==== GIVEN RECORDS ====
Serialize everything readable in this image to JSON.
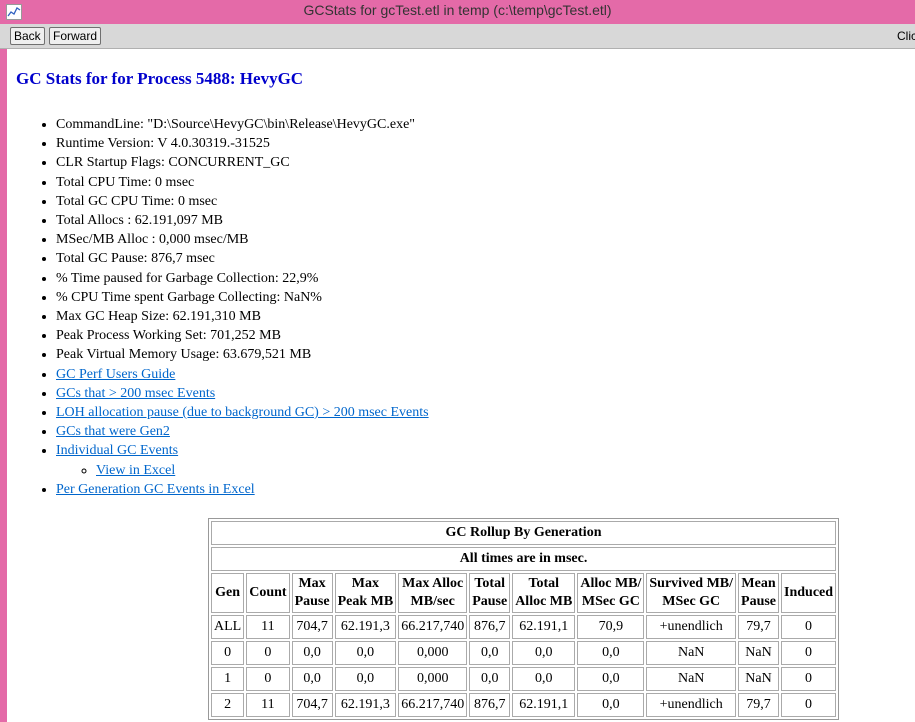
{
  "window": {
    "title": "GCStats for gcTest.etl in temp (c:\\temp\\gcTest.etl)"
  },
  "toolbar": {
    "back_label": "Back",
    "forward_label": "Forward",
    "right_text": "Click"
  },
  "page": {
    "heading": "GC Stats for for Process 5488: HevyGC",
    "info": [
      "CommandLine: \"D:\\Source\\HevyGC\\bin\\Release\\HevyGC.exe\"",
      "Runtime Version: V 4.0.30319.-31525",
      "CLR Startup Flags: CONCURRENT_GC",
      "Total CPU Time: 0 msec",
      "Total GC CPU Time: 0 msec",
      "Total Allocs : 62.191,097 MB",
      "MSec/MB Alloc : 0,000 msec/MB",
      "Total GC Pause: 876,7 msec",
      "% Time paused for Garbage Collection: 22,9%",
      "% CPU Time spent Garbage Collecting: NaN%",
      "Max GC Heap Size: 62.191,310 MB",
      "Peak Process Working Set: 701,252 MB",
      "Peak Virtual Memory Usage: 63.679,521 MB"
    ],
    "links": {
      "users_guide": "GC Perf Users Guide",
      "gcs_200": "GCs that > 200 msec Events",
      "loh_pause": "LOH allocation pause (due to background GC) > 200 msec Events",
      "gen2": "GCs that were Gen2",
      "individual": "Individual GC Events",
      "view_excel": "View in Excel",
      "per_gen_excel": "Per Generation GC Events in Excel"
    }
  },
  "rollup": {
    "title": "GC Rollup By Generation",
    "subtitle": "All times are in msec.",
    "headers": [
      [
        "Gen"
      ],
      [
        "Count"
      ],
      [
        "Max",
        "Pause"
      ],
      [
        "Max",
        "Peak MB"
      ],
      [
        "Max Alloc",
        "MB/sec"
      ],
      [
        "Total",
        "Pause"
      ],
      [
        "Total",
        "Alloc MB"
      ],
      [
        "Alloc MB/",
        "MSec GC"
      ],
      [
        "Survived MB/",
        "MSec GC"
      ],
      [
        "Mean",
        "Pause"
      ],
      [
        "Induced"
      ]
    ],
    "rows": [
      [
        "ALL",
        "11",
        "704,7",
        "62.191,3",
        "66.217,740",
        "876,7",
        "62.191,1",
        "70,9",
        "+unendlich",
        "79,7",
        "0"
      ],
      [
        "0",
        "0",
        "0,0",
        "0,0",
        "0,000",
        "0,0",
        "0,0",
        "0,0",
        "NaN",
        "NaN",
        "0"
      ],
      [
        "1",
        "0",
        "0,0",
        "0,0",
        "0,000",
        "0,0",
        "0,0",
        "0,0",
        "NaN",
        "NaN",
        "0"
      ],
      [
        "2",
        "11",
        "704,7",
        "62.191,3",
        "66.217,740",
        "876,7",
        "62.191,1",
        "0,0",
        "+unendlich",
        "79,7",
        "0"
      ]
    ]
  }
}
====
▶ GIVEN EXERCISE
In the entries above, some lines may contain the string "Process"; report how many, without additional comment.

▶ FULL RESPONSE
2